Task prompt
From the entries that follow, list every line in which the string "separated" appears.

______

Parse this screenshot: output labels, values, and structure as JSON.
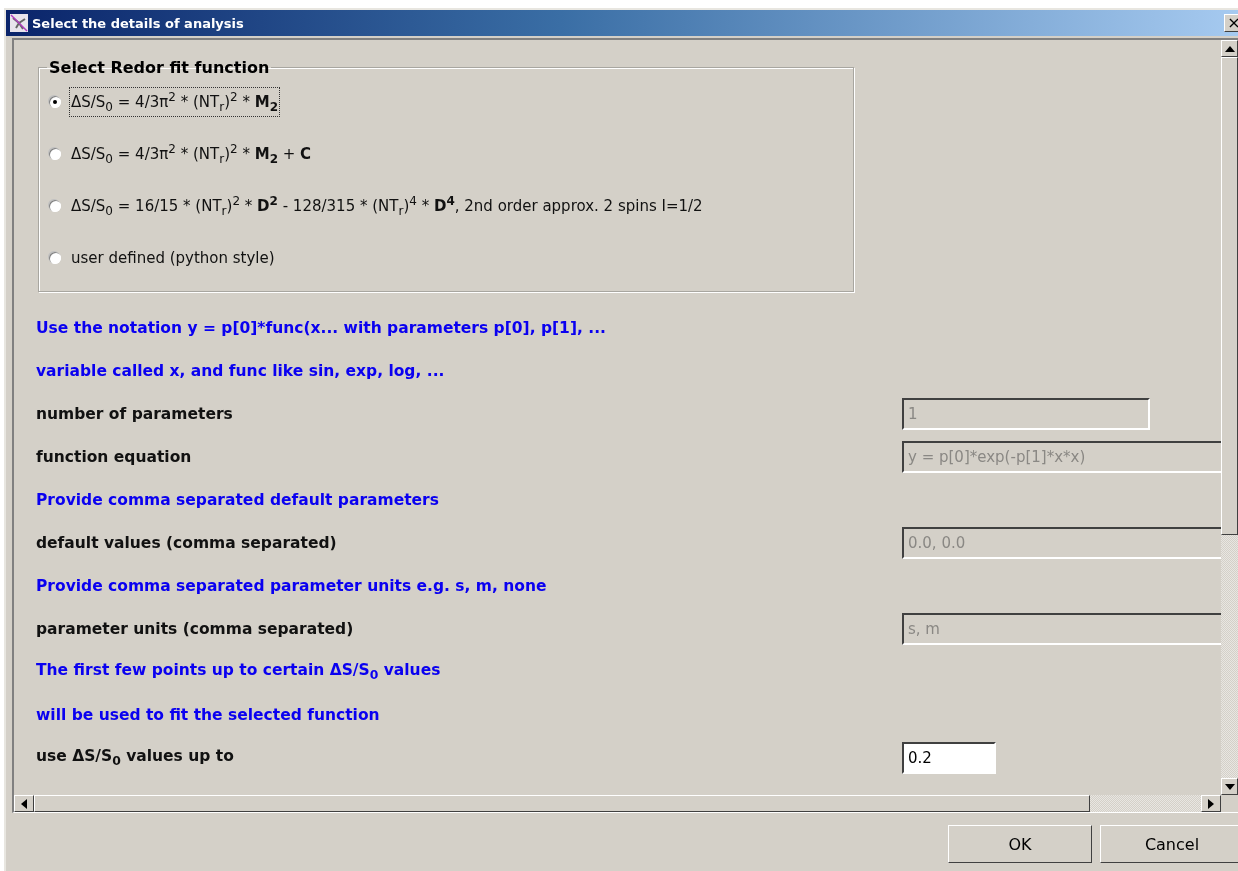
{
  "window": {
    "title": "Select the details of analysis",
    "close": "×"
  },
  "group": {
    "title": "Select Redor fit function",
    "options": [
      {
        "label": "ΔS/S$_{0}$ = 4/3π$^{2}$ * (NT$_{r}$)$^{2}$ * **M**$_{2}$",
        "selected": true
      },
      {
        "label": "ΔS/S$_{0}$ = 4/3π$^{2}$ * (NT$_{r}$)$^{2}$ * **M**$_{2}$ + **C**",
        "selected": false
      },
      {
        "label": "ΔS/S$_{0}$ = 16/15 * (NT$_{r}$)$^{2}$ * **D**$^{2}$ - 128/315 * (NT$_{r}$)$^{4}$ * **D**$^{4}$, 2nd order approx. 2 spins I=1/2",
        "selected": false
      },
      {
        "label": "user defined (python style)",
        "selected": false
      }
    ]
  },
  "rows": [
    {
      "kind": "note",
      "text": "Use the notation y = p[0]*func(x... with parameters p[0], p[1], ..."
    },
    {
      "kind": "note",
      "text": "variable called x, and func like sin, exp, log, ..."
    },
    {
      "kind": "field",
      "label": "number of parameters",
      "value": "1",
      "disabled": true
    },
    {
      "kind": "field",
      "label": "function equation",
      "value": "y = p[0]*exp(-p[1]*x*x)",
      "disabled": true
    },
    {
      "kind": "note",
      "text": "Provide comma separated default parameters"
    },
    {
      "kind": "field",
      "label": "default values (comma separated)",
      "value": "0.0, 0.0",
      "disabled": true
    },
    {
      "kind": "note",
      "text": "Provide comma separated parameter units e.g. s, m, none"
    },
    {
      "kind": "field",
      "label": "parameter units (comma separated)",
      "value": "s, m",
      "disabled": true
    },
    {
      "kind": "note",
      "text": "The first few points up to certain ΔS/S$_{0}$ values"
    },
    {
      "kind": "note",
      "text": "will be used to fit the selected function"
    },
    {
      "kind": "field",
      "label": "use ΔS/S$_{0}$ values up to",
      "value": "0.2",
      "disabled": false
    }
  ],
  "buttons": [
    "OK",
    "Cancel"
  ]
}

______

Solution to the exercise
      "text": "Provide comma separated default parameters"
      "label": "default values (comma separated)",
      "text": "Provide comma separated parameter units e.g. s, m, none"
      "label": "parameter units (comma separated)",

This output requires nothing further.